◆ Requirements ◆
Locate the word "from" in the data below, then copy every line that holds it.

◆ Records supplied ◆
--------
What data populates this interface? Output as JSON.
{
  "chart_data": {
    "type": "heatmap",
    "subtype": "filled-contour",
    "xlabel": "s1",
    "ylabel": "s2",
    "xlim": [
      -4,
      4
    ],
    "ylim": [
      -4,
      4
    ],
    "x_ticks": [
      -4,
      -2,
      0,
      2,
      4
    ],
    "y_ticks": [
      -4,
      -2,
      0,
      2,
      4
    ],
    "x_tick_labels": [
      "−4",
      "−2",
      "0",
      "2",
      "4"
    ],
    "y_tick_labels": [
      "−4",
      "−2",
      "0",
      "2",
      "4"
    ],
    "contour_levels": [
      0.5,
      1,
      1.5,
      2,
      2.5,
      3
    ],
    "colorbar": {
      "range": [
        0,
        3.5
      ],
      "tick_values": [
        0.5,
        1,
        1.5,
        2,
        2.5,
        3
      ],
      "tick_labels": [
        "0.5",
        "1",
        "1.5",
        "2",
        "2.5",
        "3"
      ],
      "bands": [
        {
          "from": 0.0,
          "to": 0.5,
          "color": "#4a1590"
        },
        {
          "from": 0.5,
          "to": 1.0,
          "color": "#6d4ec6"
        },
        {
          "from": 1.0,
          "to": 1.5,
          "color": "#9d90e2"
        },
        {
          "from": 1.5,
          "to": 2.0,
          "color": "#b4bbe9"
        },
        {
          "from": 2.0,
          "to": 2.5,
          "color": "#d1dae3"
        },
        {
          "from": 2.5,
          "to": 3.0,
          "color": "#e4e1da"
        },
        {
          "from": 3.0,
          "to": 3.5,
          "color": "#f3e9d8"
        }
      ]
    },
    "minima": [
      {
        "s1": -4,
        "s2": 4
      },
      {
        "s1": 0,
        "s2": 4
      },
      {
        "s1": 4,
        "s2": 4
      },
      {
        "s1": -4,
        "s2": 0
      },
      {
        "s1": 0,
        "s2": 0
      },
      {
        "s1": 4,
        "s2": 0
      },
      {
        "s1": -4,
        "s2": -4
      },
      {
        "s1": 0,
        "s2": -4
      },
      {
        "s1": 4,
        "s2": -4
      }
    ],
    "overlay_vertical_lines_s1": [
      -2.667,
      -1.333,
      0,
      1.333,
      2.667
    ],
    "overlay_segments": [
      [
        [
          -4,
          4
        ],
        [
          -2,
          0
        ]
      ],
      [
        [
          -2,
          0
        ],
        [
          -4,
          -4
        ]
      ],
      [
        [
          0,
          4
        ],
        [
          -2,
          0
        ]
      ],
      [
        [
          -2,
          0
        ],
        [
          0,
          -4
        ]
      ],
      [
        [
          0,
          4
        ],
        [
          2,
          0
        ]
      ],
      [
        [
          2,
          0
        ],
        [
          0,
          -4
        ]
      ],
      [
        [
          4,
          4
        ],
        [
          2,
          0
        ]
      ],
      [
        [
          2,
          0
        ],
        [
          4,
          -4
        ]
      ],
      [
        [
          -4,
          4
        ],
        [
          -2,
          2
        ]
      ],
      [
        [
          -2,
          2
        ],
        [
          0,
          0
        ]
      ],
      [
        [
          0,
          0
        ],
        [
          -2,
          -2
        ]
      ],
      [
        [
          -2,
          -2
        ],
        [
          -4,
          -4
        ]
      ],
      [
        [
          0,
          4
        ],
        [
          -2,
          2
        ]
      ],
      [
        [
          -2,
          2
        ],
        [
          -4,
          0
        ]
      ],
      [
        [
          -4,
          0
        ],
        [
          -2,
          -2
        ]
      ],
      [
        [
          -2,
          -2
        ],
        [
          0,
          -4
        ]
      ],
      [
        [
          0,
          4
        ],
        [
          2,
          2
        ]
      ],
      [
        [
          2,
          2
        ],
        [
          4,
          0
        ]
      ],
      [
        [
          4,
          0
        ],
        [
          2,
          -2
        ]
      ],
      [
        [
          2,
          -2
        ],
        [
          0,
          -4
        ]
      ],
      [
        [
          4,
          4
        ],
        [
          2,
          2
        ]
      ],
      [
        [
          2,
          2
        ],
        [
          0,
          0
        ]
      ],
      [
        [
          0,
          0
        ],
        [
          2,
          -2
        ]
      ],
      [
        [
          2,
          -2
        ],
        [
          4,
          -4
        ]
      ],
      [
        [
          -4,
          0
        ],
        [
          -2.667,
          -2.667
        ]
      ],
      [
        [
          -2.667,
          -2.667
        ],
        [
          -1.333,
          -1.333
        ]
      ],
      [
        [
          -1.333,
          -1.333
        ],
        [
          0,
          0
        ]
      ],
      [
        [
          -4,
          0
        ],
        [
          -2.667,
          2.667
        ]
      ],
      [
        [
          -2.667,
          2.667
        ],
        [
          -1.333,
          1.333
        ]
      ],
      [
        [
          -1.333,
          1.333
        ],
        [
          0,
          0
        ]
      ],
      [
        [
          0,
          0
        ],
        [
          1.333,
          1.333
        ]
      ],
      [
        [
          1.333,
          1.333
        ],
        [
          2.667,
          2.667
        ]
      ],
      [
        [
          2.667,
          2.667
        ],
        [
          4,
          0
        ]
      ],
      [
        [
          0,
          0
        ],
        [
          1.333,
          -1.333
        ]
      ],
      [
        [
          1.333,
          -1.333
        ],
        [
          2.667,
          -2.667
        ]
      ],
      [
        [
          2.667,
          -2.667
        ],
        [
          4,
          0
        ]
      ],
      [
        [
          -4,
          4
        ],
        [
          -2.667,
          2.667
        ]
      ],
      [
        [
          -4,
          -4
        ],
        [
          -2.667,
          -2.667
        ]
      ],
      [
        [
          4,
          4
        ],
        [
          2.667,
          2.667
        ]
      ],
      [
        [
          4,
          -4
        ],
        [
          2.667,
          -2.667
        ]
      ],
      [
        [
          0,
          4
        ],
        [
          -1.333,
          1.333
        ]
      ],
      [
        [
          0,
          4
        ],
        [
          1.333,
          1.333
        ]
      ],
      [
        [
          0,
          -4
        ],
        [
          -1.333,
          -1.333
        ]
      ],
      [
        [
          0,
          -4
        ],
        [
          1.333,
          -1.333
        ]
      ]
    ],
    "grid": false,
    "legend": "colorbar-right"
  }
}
--------
◆ Finished answer ◆
          "from": 0.0,
          "from": 0.5,
          "from": 1.0,
          "from": 1.5,
          "from": 2.0,
          "from": 2.5,
          "from": 3.0,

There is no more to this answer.